[Raw records]
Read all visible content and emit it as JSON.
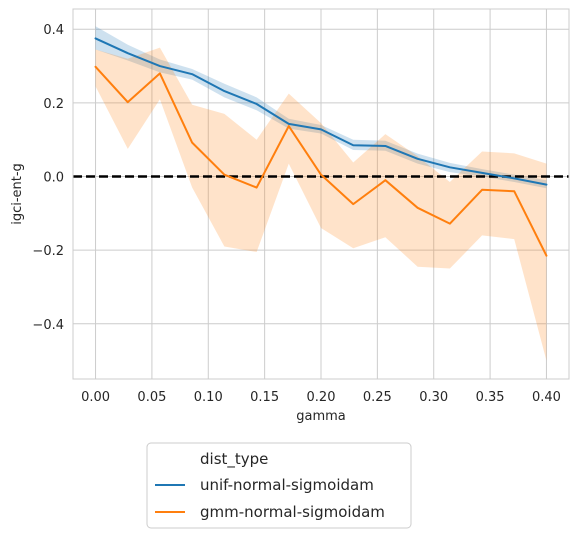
{
  "chart_data": {
    "type": "line",
    "xlabel": "gamma",
    "ylabel": "igci-ent-g",
    "xlim": [
      -0.02,
      0.42
    ],
    "ylim": [
      -0.55,
      0.455
    ],
    "xticks": [
      0.0,
      0.05,
      0.1,
      0.15,
      0.2,
      0.25,
      0.3,
      0.35,
      0.4
    ],
    "xtick_labels": [
      "0.00",
      "0.05",
      "0.10",
      "0.15",
      "0.20",
      "0.25",
      "0.30",
      "0.35",
      "0.40"
    ],
    "yticks": [
      -0.4,
      -0.2,
      0.0,
      0.2,
      0.4
    ],
    "ytick_labels": [
      "−0.4",
      "−0.2",
      "0.0",
      "0.2",
      "0.4"
    ],
    "grid": true,
    "reference_line": {
      "y": 0.0,
      "style": "dashed",
      "color": "#000000"
    },
    "x": [
      0.0,
      0.0286,
      0.0571,
      0.0857,
      0.1143,
      0.1429,
      0.1714,
      0.2,
      0.2286,
      0.2571,
      0.2857,
      0.3143,
      0.3429,
      0.3714,
      0.4
    ],
    "legend": {
      "title": "dist_type",
      "placement": "below-center"
    },
    "series": [
      {
        "name": "unif-normal-sigmoidam",
        "color": "#1f77b4",
        "values": [
          0.375,
          0.335,
          0.3,
          0.278,
          0.232,
          0.197,
          0.143,
          0.128,
          0.085,
          0.083,
          0.048,
          0.025,
          0.01,
          -0.005,
          -0.022
        ],
        "ci_lower": [
          0.345,
          0.315,
          0.283,
          0.263,
          0.215,
          0.18,
          0.13,
          0.117,
          0.072,
          0.07,
          0.035,
          0.012,
          0.0,
          -0.015,
          -0.032
        ],
        "ci_upper": [
          0.408,
          0.358,
          0.318,
          0.292,
          0.252,
          0.215,
          0.157,
          0.14,
          0.1,
          0.097,
          0.062,
          0.037,
          0.02,
          0.005,
          -0.01
        ]
      },
      {
        "name": "gmm-normal-sigmoidam",
        "color": "#ff7f0e",
        "values": [
          0.298,
          0.202,
          0.28,
          0.092,
          0.005,
          -0.03,
          0.137,
          0.005,
          -0.075,
          -0.01,
          -0.085,
          -0.128,
          -0.036,
          -0.04,
          -0.215
        ],
        "ci_lower": [
          0.245,
          0.075,
          0.21,
          -0.03,
          -0.19,
          -0.205,
          0.035,
          -0.14,
          -0.195,
          -0.165,
          -0.245,
          -0.25,
          -0.16,
          -0.17,
          -0.5
        ],
        "ci_upper": [
          0.345,
          0.32,
          0.35,
          0.195,
          0.17,
          0.1,
          0.225,
          0.145,
          0.038,
          0.115,
          0.055,
          -0.015,
          0.068,
          0.063,
          0.035
        ]
      }
    ]
  }
}
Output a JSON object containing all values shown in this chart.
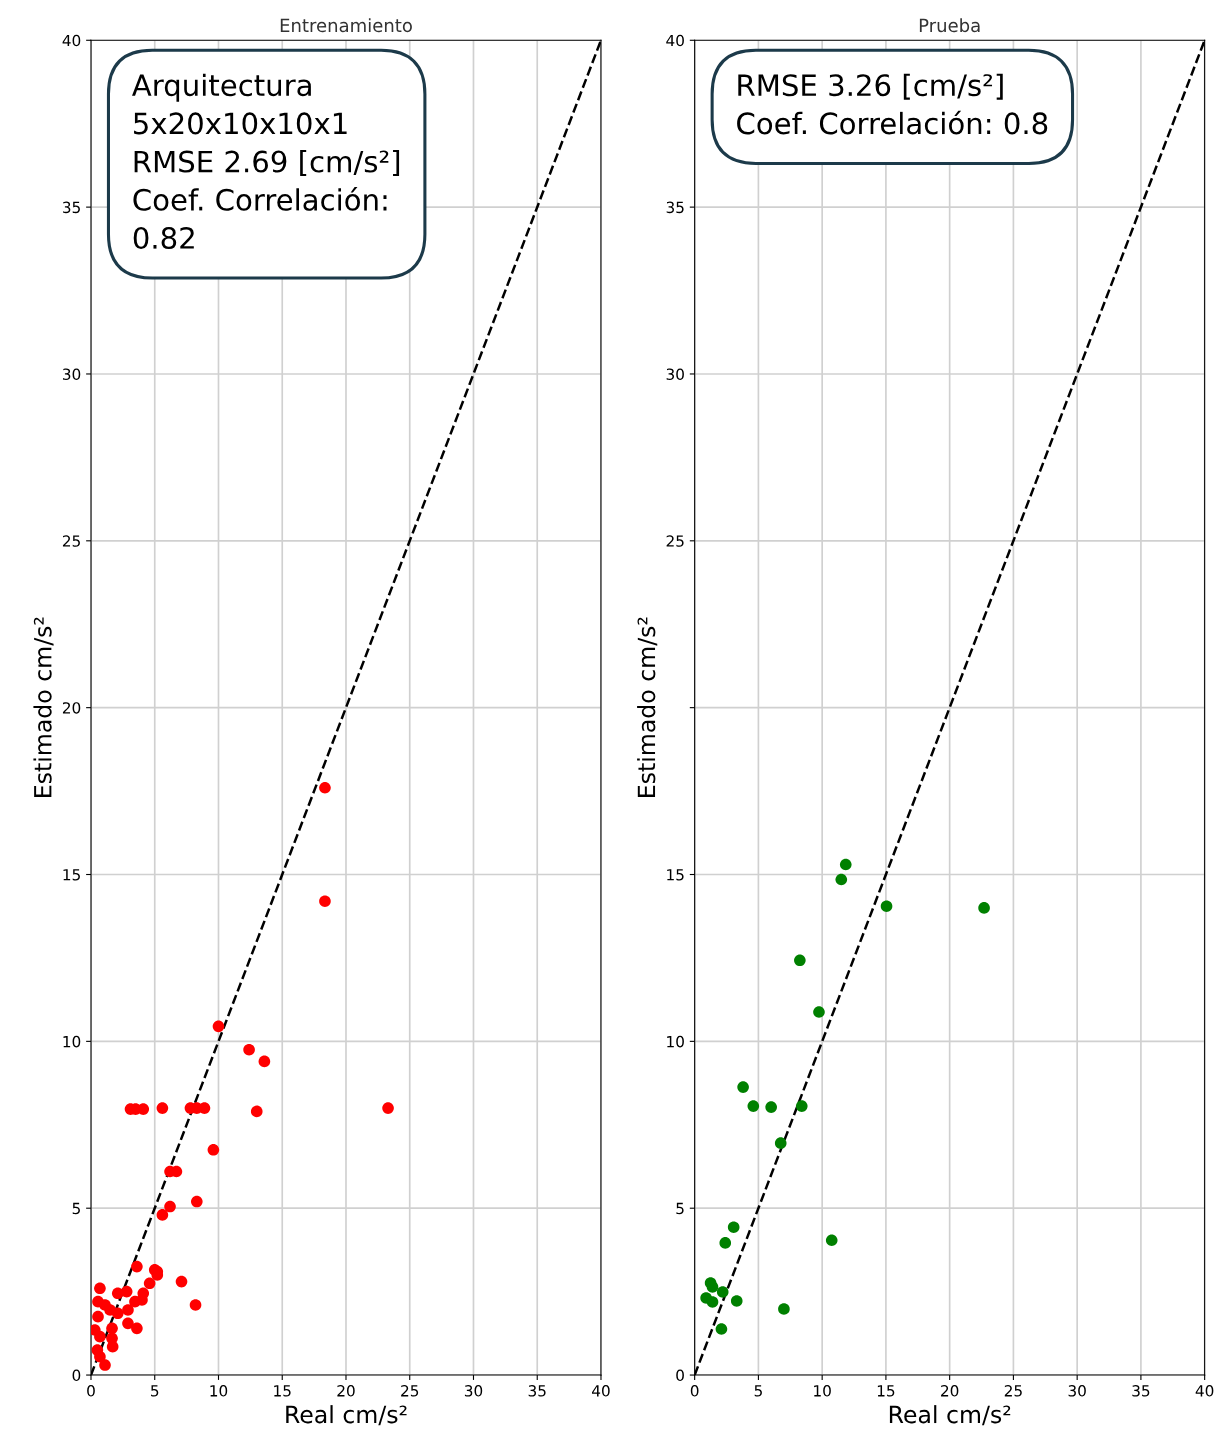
{
  "chart_data": [
    {
      "type": "scatter",
      "title": "Entrenamiento",
      "xlabel": "Real cm/s²",
      "ylabel": "Estimado cm/s²",
      "annotations": [
        "Arquitectura\n5x20x10x10x1\nRMSE 2.69 [cm/s²]\nCoef. Correlación:\n0.82"
      ],
      "xlim": [
        0,
        40
      ],
      "ylim": [
        0,
        40
      ],
      "xticks": [
        0,
        5,
        10,
        15,
        20,
        25,
        30,
        35,
        40
      ],
      "yticks": [
        0,
        5,
        10,
        15,
        20,
        25,
        30,
        35,
        40
      ],
      "grid": true,
      "marker": "circle",
      "series": [
        {
          "color": "#ff0000",
          "x": [
            18.35,
            18.35,
            10.0,
            12.4,
            13.6,
            3.1,
            3.5,
            4.1,
            5.6,
            7.8,
            8.3,
            8.9,
            13.0,
            23.3,
            9.6,
            6.2,
            6.7,
            6.2,
            5.6,
            8.3,
            5.0,
            5.2,
            7.1,
            8.2,
            3.6,
            0.7,
            0.55,
            1.1,
            1.5,
            0.55,
            2.1,
            2.8,
            2.1,
            2.9,
            3.45,
            4.0,
            4.1,
            4.6,
            5.2,
            2.9,
            3.6,
            0.3,
            0.7,
            1.65,
            1.65,
            1.7,
            0.7,
            1.1,
            0.5
          ],
          "values": [
            17.6,
            14.2,
            10.45,
            9.75,
            9.4,
            7.97,
            7.97,
            7.97,
            8.0,
            8.0,
            8.0,
            8.0,
            7.9,
            8.0,
            6.75,
            6.1,
            6.1,
            5.05,
            4.8,
            5.2,
            3.15,
            3.0,
            2.8,
            2.1,
            3.25,
            2.6,
            2.2,
            2.1,
            1.95,
            1.75,
            2.45,
            2.5,
            1.85,
            1.95,
            2.2,
            2.25,
            2.45,
            2.75,
            3.1,
            1.55,
            1.4,
            1.35,
            1.15,
            1.4,
            1.1,
            0.85,
            0.55,
            0.3,
            0.75
          ]
        },
        {
          "type": "line",
          "color": "#000000",
          "line_style": "dashed",
          "marker": "none",
          "x": [
            0,
            40
          ],
          "values": [
            0,
            40
          ]
        }
      ]
    },
    {
      "type": "scatter",
      "title": "Prueba",
      "xlabel": "Real cm/s²",
      "ylabel": "Estimado cm/s²",
      "annotations": [
        "RMSE 3.26 [cm/s²]\nCoef. Correlación: 0.8"
      ],
      "xlim": [
        0,
        40
      ],
      "ylim": [
        0,
        40
      ],
      "xticks": [
        0,
        5,
        10,
        15,
        20,
        25,
        30,
        35,
        40
      ],
      "yticks": [
        0,
        5,
        10,
        15,
        {
          "value": 20,
          "label": null
        },
        25,
        30,
        35,
        40
      ],
      "grid": true,
      "marker": "circle",
      "series": [
        {
          "color": "#008000",
          "x": [
            11.85,
            11.5,
            15.05,
            22.7,
            8.25,
            9.75,
            3.8,
            4.6,
            6.0,
            8.4,
            6.75,
            3.06,
            2.4,
            10.75,
            1.25,
            1.4,
            2.2,
            0.9,
            1.4,
            3.3,
            7.0,
            2.1
          ],
          "values": [
            15.3,
            14.85,
            14.05,
            14.0,
            12.43,
            10.88,
            8.63,
            8.06,
            8.03,
            8.06,
            6.95,
            4.43,
            3.96,
            4.04,
            2.76,
            2.64,
            2.49,
            2.31,
            2.19,
            2.22,
            1.98,
            1.38
          ]
        },
        {
          "type": "line",
          "color": "#000000",
          "line_style": "dashed",
          "marker": "none",
          "x": [
            0,
            40
          ],
          "values": [
            0,
            40
          ]
        }
      ]
    }
  ]
}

■ Given request
Say how many lines include the word "JSON"; reply with the number alone.

■ Response for this exercise
2